§ **Stated task**
Where a line contains the string "device", copy that line.

§ **Source data**

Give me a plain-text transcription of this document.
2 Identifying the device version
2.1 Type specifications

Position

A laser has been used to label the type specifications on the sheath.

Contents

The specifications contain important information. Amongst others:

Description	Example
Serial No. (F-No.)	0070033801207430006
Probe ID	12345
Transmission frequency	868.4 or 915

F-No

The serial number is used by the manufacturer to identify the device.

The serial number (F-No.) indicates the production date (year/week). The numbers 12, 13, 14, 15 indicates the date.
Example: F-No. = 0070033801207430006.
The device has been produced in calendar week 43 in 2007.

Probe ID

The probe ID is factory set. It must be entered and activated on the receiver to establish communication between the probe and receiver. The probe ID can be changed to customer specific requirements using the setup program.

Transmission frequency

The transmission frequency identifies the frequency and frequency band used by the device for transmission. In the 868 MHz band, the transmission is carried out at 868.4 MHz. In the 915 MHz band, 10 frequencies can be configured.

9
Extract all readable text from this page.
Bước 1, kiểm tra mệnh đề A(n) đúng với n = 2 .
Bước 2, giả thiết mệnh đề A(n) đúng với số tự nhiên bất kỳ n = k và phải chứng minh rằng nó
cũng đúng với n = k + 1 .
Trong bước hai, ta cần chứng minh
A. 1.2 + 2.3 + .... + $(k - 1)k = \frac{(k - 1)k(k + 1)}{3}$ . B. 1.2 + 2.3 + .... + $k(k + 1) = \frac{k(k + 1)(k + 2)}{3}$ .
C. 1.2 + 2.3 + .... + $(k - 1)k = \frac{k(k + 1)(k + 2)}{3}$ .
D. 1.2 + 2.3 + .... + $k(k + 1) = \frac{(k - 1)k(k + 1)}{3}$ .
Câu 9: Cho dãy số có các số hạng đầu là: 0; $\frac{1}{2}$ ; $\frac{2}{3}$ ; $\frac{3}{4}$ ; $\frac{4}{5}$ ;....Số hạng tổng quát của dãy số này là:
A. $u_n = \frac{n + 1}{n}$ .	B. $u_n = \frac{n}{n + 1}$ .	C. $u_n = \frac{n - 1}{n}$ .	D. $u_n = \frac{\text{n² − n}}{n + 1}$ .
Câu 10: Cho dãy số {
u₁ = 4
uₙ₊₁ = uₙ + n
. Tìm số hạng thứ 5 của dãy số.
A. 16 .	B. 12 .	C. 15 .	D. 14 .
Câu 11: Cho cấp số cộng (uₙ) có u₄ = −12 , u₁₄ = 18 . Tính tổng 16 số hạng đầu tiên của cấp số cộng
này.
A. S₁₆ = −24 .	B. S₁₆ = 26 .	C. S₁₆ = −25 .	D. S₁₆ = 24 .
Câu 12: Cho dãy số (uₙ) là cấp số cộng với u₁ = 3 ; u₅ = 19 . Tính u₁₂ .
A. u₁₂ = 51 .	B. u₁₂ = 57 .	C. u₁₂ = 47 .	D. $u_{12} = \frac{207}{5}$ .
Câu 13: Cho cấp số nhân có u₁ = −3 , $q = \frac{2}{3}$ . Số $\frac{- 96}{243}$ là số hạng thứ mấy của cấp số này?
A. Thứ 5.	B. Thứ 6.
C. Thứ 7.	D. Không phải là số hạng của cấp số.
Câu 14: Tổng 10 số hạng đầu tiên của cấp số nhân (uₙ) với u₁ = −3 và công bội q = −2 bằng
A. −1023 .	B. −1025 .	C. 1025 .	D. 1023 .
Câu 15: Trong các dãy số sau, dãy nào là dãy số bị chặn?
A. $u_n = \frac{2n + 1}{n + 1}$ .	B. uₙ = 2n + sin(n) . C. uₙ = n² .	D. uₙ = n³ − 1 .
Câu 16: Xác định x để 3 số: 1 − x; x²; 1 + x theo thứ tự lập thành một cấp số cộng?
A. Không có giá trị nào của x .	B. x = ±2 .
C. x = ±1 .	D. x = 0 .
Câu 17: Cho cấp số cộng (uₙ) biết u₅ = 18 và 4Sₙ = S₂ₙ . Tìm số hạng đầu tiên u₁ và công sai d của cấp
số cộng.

§ **Solved exercise**
2 Identifying the device version
The serial number is used by the manufacturer to identify the device.
The device has been produced in calendar week 43 in 2007.
The transmission frequency identifies the frequency and frequency band used by the device for transmission. In the 868 MHz band, the transmission is carried out at 868.4 MHz. In the 915 MHz band, 10 frequencies can be configured.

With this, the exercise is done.